== Goal ==
Each line of the material must be repeated precisely, with the pictures left out.

== Materials provided ==
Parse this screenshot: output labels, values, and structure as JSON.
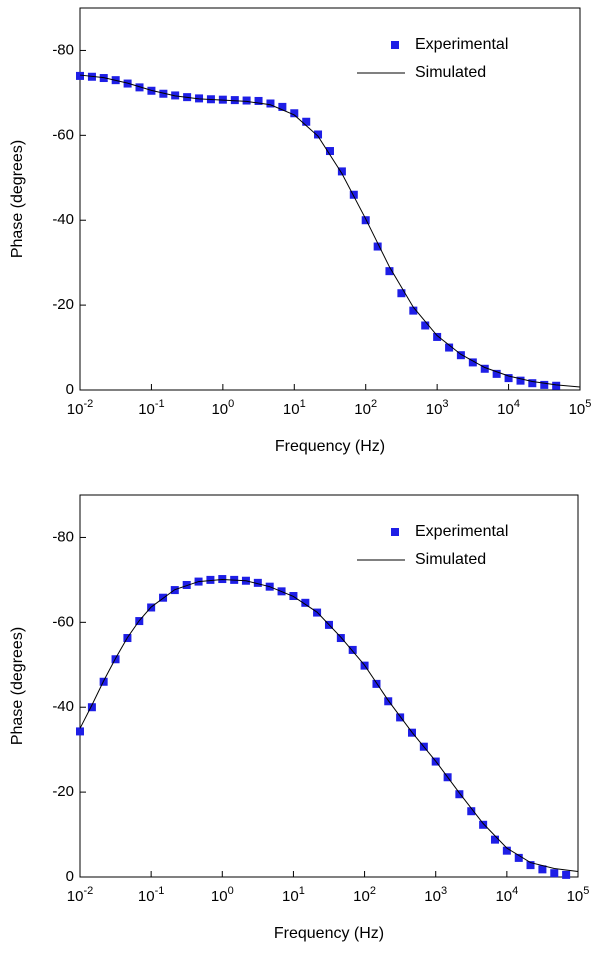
{
  "chart_data": [
    {
      "type": "scatter-line",
      "xlabel": "Frequency (Hz)",
      "ylabel": "Phase (degrees)",
      "xscale": "log",
      "xlim": [
        0.01,
        100000
      ],
      "xticks": [
        {
          "value": 0.01,
          "label": "10-2"
        },
        {
          "value": 0.1,
          "label": "10-1"
        },
        {
          "value": 1,
          "label": "100"
        },
        {
          "value": 10,
          "label": "101"
        },
        {
          "value": 100,
          "label": "102"
        },
        {
          "value": 1000,
          "label": "103"
        },
        {
          "value": 10000,
          "label": "104"
        },
        {
          "value": 100000,
          "label": "105"
        }
      ],
      "ylim": [
        0,
        -90
      ],
      "yticks": [
        0,
        -20,
        -40,
        -60,
        -80
      ],
      "legend": "upper right",
      "series": [
        {
          "name": "Experimental",
          "kind": "marker",
          "color": "#1e1ee6",
          "x": [
            0.01,
            0.0147,
            0.0215,
            0.0316,
            0.0464,
            0.0681,
            0.1,
            0.147,
            0.215,
            0.316,
            0.464,
            0.681,
            1,
            1.47,
            2.15,
            3.16,
            4.64,
            6.81,
            10,
            14.7,
            21.5,
            31.6,
            46.4,
            68.1,
            100,
            147,
            215,
            316,
            464,
            681,
            1000,
            1470,
            2150,
            3160,
            4640,
            6810,
            10000,
            14700,
            21500,
            31600,
            46400
          ],
          "values": [
            -74,
            -73.8,
            -73.5,
            -73,
            -72.2,
            -71.3,
            -70.5,
            -69.8,
            -69.4,
            -69,
            -68.7,
            -68.5,
            -68.4,
            -68.3,
            -68.2,
            -68.1,
            -67.5,
            -66.7,
            -65.2,
            -63.2,
            -60.2,
            -56.3,
            -51.5,
            -46,
            -40,
            -33.8,
            -28,
            -22.8,
            -18.7,
            -15.2,
            -12.5,
            -10,
            -8.2,
            -6.5,
            -5,
            -3.8,
            -2.8,
            -2.2,
            -1.6,
            -1.2,
            -1
          ]
        },
        {
          "name": "Simulated",
          "kind": "line",
          "color": "#000000",
          "x": [
            0.01,
            0.0215,
            0.0464,
            0.1,
            0.215,
            0.464,
            1,
            2.15,
            4.64,
            10,
            21.5,
            46.4,
            100,
            215,
            464,
            1000,
            2150,
            4640,
            10000,
            21500,
            46400,
            100000
          ],
          "values": [
            -74.2,
            -73.6,
            -72.3,
            -70.6,
            -69.3,
            -68.6,
            -68.3,
            -68,
            -67.2,
            -64.8,
            -59.8,
            -51,
            -40.3,
            -29,
            -19.5,
            -12.8,
            -8.4,
            -5.3,
            -3.3,
            -2,
            -1.2,
            -0.7
          ]
        }
      ]
    },
    {
      "type": "scatter-line",
      "xlabel": "Frequency (Hz)",
      "ylabel": "Phase (degrees)",
      "xscale": "log",
      "xlim": [
        0.01,
        100000
      ],
      "xticks": [
        {
          "value": 0.01,
          "label": "10-2"
        },
        {
          "value": 0.1,
          "label": "10-1"
        },
        {
          "value": 1,
          "label": "100"
        },
        {
          "value": 10,
          "label": "101"
        },
        {
          "value": 100,
          "label": "102"
        },
        {
          "value": 1000,
          "label": "103"
        },
        {
          "value": 10000,
          "label": "104"
        },
        {
          "value": 100000,
          "label": "105"
        }
      ],
      "ylim": [
        0,
        -90
      ],
      "yticks": [
        0,
        -20,
        -40,
        -60,
        -80
      ],
      "legend": "upper right",
      "series": [
        {
          "name": "Experimental",
          "kind": "marker",
          "color": "#1e1ee6",
          "x": [
            0.01,
            0.0147,
            0.0215,
            0.0316,
            0.0464,
            0.0681,
            0.1,
            0.147,
            0.215,
            0.316,
            0.464,
            0.681,
            1,
            1.47,
            2.15,
            3.16,
            4.64,
            6.81,
            10,
            14.7,
            21.5,
            31.6,
            46.4,
            68.1,
            100,
            147,
            215,
            316,
            464,
            681,
            1000,
            1470,
            2150,
            3160,
            4640,
            6810,
            10000,
            14700,
            21500,
            31600,
            46400,
            68100
          ],
          "values": [
            -34.3,
            -40,
            -46,
            -51.3,
            -56.3,
            -60.3,
            -63.5,
            -65.8,
            -67.6,
            -68.8,
            -69.6,
            -70,
            -70.2,
            -70,
            -69.8,
            -69.3,
            -68.4,
            -67.3,
            -66.2,
            -64.6,
            -62.3,
            -59.4,
            -56.3,
            -53.5,
            -49.8,
            -45.5,
            -41.4,
            -37.6,
            -34,
            -30.7,
            -27.2,
            -23.5,
            -19.5,
            -15.5,
            -12.3,
            -8.8,
            -6.2,
            -4.5,
            -2.8,
            -1.8,
            -0.9,
            -0.5
          ]
        },
        {
          "name": "Simulated",
          "kind": "line",
          "color": "#000000",
          "x": [
            0.01,
            0.0147,
            0.0215,
            0.0316,
            0.0464,
            0.0681,
            0.1,
            0.215,
            0.464,
            1,
            2.15,
            4.64,
            10,
            21.5,
            46.4,
            100,
            215,
            464,
            1000,
            2150,
            4640,
            10000,
            21500,
            46400,
            100000
          ],
          "values": [
            -35,
            -40.5,
            -46.2,
            -51.5,
            -56.4,
            -60.4,
            -63.6,
            -67.7,
            -69.6,
            -70.1,
            -69.8,
            -68.4,
            -66.1,
            -62.4,
            -56.5,
            -49.9,
            -41.6,
            -34.1,
            -27.3,
            -19.8,
            -12.6,
            -6.8,
            -3.4,
            -2,
            -1.3
          ]
        }
      ]
    }
  ]
}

== Result of the task ==
Parse this screenshot: output labels, values, and structure as JSON.
{
  "chart_data": [
    {
      "type": "scatter-line",
      "xlabel": "Frequency (Hz)",
      "ylabel": "Phase (degrees)",
      "xscale": "log",
      "xlim": [
        0.01,
        100000
      ],
      "xticks": [
        {
          "value": 0.01,
          "label": "10-2"
        },
        {
          "value": 0.1,
          "label": "10-1"
        },
        {
          "value": 1,
          "label": "100"
        },
        {
          "value": 10,
          "label": "101"
        },
        {
          "value": 100,
          "label": "102"
        },
        {
          "value": 1000,
          "label": "103"
        },
        {
          "value": 10000,
          "label": "104"
        },
        {
          "value": 100000,
          "label": "105"
        }
      ],
      "ylim": [
        0,
        -90
      ],
      "yticks": [
        0,
        -20,
        -40,
        -60,
        -80
      ],
      "legend": "upper right",
      "series": [
        {
          "name": "Experimental",
          "kind": "marker",
          "color": "#1e1ee6",
          "x": [
            0.01,
            0.0147,
            0.0215,
            0.0316,
            0.0464,
            0.0681,
            0.1,
            0.147,
            0.215,
            0.316,
            0.464,
            0.681,
            1,
            1.47,
            2.15,
            3.16,
            4.64,
            6.81,
            10,
            14.7,
            21.5,
            31.6,
            46.4,
            68.1,
            100,
            147,
            215,
            316,
            464,
            681,
            1000,
            1470,
            2150,
            3160,
            4640,
            6810,
            10000,
            14700,
            21500,
            31600,
            46400
          ],
          "values": [
            -74,
            -73.8,
            -73.5,
            -73,
            -72.2,
            -71.3,
            -70.5,
            -69.8,
            -69.4,
            -69,
            -68.7,
            -68.5,
            -68.4,
            -68.3,
            -68.2,
            -68.1,
            -67.5,
            -66.7,
            -65.2,
            -63.2,
            -60.2,
            -56.3,
            -51.5,
            -46,
            -40,
            -33.8,
            -28,
            -22.8,
            -18.7,
            -15.2,
            -12.5,
            -10,
            -8.2,
            -6.5,
            -5,
            -3.8,
            -2.8,
            -2.2,
            -1.6,
            -1.2,
            -1
          ]
        },
        {
          "name": "Simulated",
          "kind": "line",
          "color": "#000000",
          "x": [
            0.01,
            0.0215,
            0.0464,
            0.1,
            0.215,
            0.464,
            1,
            2.15,
            4.64,
            10,
            21.5,
            46.4,
            100,
            215,
            464,
            1000,
            2150,
            4640,
            10000,
            21500,
            46400,
            100000
          ],
          "values": [
            -74.2,
            -73.6,
            -72.3,
            -70.6,
            -69.3,
            -68.6,
            -68.3,
            -68,
            -67.2,
            -64.8,
            -59.8,
            -51,
            -40.3,
            -29,
            -19.5,
            -12.8,
            -8.4,
            -5.3,
            -3.3,
            -2,
            -1.2,
            -0.7
          ]
        }
      ]
    },
    {
      "type": "scatter-line",
      "xlabel": "Frequency (Hz)",
      "ylabel": "Phase (degrees)",
      "xscale": "log",
      "xlim": [
        0.01,
        100000
      ],
      "xticks": [
        {
          "value": 0.01,
          "label": "10-2"
        },
        {
          "value": 0.1,
          "label": "10-1"
        },
        {
          "value": 1,
          "label": "100"
        },
        {
          "value": 10,
          "label": "101"
        },
        {
          "value": 100,
          "label": "102"
        },
        {
          "value": 1000,
          "label": "103"
        },
        {
          "value": 10000,
          "label": "104"
        },
        {
          "value": 100000,
          "label": "105"
        }
      ],
      "ylim": [
        0,
        -90
      ],
      "yticks": [
        0,
        -20,
        -40,
        -60,
        -80
      ],
      "legend": "upper right",
      "series": [
        {
          "name": "Experimental",
          "kind": "marker",
          "color": "#1e1ee6",
          "x": [
            0.01,
            0.0147,
            0.0215,
            0.0316,
            0.0464,
            0.0681,
            0.1,
            0.147,
            0.215,
            0.316,
            0.464,
            0.681,
            1,
            1.47,
            2.15,
            3.16,
            4.64,
            6.81,
            10,
            14.7,
            21.5,
            31.6,
            46.4,
            68.1,
            100,
            147,
            215,
            316,
            464,
            681,
            1000,
            1470,
            2150,
            3160,
            4640,
            6810,
            10000,
            14700,
            21500,
            31600,
            46400,
            68100
          ],
          "values": [
            -34.3,
            -40,
            -46,
            -51.3,
            -56.3,
            -60.3,
            -63.5,
            -65.8,
            -67.6,
            -68.8,
            -69.6,
            -70,
            -70.2,
            -70,
            -69.8,
            -69.3,
            -68.4,
            -67.3,
            -66.2,
            -64.6,
            -62.3,
            -59.4,
            -56.3,
            -53.5,
            -49.8,
            -45.5,
            -41.4,
            -37.6,
            -34,
            -30.7,
            -27.2,
            -23.5,
            -19.5,
            -15.5,
            -12.3,
            -8.8,
            -6.2,
            -4.5,
            -2.8,
            -1.8,
            -0.9,
            -0.5
          ]
        },
        {
          "name": "Simulated",
          "kind": "line",
          "color": "#000000",
          "x": [
            0.01,
            0.0147,
            0.0215,
            0.0316,
            0.0464,
            0.0681,
            0.1,
            0.215,
            0.464,
            1,
            2.15,
            4.64,
            10,
            21.5,
            46.4,
            100,
            215,
            464,
            1000,
            2150,
            4640,
            10000,
            21500,
            46400,
            100000
          ],
          "values": [
            -35,
            -40.5,
            -46.2,
            -51.5,
            -56.4,
            -60.4,
            -63.6,
            -67.7,
            -69.6,
            -70.1,
            -69.8,
            -68.4,
            -66.1,
            -62.4,
            -56.5,
            -49.9,
            -41.6,
            -34.1,
            -27.3,
            -19.8,
            -12.6,
            -6.8,
            -3.4,
            -2,
            -1.3
          ]
        }
      ]
    }
  ]
}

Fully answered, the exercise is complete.